■ Task directions: Using the listing below, please gather every line containing the word "loan".

[start Excerpted records]

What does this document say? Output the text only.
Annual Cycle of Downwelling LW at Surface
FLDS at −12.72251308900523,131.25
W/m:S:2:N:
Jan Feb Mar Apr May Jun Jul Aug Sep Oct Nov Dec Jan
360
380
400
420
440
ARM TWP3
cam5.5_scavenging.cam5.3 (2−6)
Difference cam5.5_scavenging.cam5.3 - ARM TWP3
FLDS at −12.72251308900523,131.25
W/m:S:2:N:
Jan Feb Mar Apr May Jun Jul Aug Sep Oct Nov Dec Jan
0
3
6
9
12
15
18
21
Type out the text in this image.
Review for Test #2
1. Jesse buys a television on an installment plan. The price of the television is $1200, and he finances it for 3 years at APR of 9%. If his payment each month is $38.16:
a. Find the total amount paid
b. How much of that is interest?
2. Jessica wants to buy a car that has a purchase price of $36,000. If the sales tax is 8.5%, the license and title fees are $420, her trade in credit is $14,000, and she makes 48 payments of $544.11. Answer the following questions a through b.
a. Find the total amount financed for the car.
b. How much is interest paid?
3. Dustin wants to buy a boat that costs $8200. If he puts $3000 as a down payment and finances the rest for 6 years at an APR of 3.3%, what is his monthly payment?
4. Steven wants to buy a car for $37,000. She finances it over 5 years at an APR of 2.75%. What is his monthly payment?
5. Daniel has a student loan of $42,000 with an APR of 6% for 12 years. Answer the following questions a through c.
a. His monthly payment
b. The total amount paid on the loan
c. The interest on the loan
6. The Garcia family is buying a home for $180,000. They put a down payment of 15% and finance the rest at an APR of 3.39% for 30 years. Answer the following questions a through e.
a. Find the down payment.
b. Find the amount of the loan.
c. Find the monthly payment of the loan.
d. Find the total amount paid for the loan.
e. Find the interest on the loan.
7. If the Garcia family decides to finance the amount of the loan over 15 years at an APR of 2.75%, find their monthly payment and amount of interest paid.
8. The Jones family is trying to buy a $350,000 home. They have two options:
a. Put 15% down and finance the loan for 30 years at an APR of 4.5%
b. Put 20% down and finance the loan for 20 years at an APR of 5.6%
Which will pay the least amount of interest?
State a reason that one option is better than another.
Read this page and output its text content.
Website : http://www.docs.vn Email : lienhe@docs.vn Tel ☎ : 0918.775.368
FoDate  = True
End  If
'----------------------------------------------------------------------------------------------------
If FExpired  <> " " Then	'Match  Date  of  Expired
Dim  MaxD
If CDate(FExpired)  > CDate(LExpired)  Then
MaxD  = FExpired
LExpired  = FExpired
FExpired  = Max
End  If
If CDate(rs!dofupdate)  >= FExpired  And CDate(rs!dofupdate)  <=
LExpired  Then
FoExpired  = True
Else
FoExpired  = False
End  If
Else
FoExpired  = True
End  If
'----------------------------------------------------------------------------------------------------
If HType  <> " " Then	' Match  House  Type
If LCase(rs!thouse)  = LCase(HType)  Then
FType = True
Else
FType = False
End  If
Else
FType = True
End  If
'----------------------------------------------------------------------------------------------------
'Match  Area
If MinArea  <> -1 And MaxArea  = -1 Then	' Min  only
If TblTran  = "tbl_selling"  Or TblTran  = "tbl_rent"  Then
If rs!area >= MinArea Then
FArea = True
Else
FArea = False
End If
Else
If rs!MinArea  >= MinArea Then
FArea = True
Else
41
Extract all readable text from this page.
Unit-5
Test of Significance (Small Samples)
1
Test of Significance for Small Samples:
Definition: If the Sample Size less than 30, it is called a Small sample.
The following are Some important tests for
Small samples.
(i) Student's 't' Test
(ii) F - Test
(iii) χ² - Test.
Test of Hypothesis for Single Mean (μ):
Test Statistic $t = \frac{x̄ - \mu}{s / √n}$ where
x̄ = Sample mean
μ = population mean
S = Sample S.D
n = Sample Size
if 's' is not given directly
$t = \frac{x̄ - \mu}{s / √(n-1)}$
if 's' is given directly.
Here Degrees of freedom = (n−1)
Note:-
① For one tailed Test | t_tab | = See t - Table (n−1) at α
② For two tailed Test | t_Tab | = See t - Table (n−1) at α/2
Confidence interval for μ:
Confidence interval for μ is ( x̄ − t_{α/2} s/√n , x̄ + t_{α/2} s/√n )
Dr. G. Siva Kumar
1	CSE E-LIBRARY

[end Excerpted records]

■ Full answer:
5. Daniel has a student loan of $42,000 with an APR of 6% for 12 years. Answer the following questions a through c.
b. The total amount paid on the loan
c. The interest on the loan
b. Find the amount of the loan.
c. Find the monthly payment of the loan.
d. Find the total amount paid for the loan.
e. Find the interest on the loan.
7. If the Garcia family decides to finance the amount of the loan over 15 years at an APR of 2.75%, find their monthly payment and amount of interest paid.
a. Put 15% down and finance the loan for 30 years at an APR of 4.5%
b. Put 20% down and finance the loan for 20 years at an APR of 5.6%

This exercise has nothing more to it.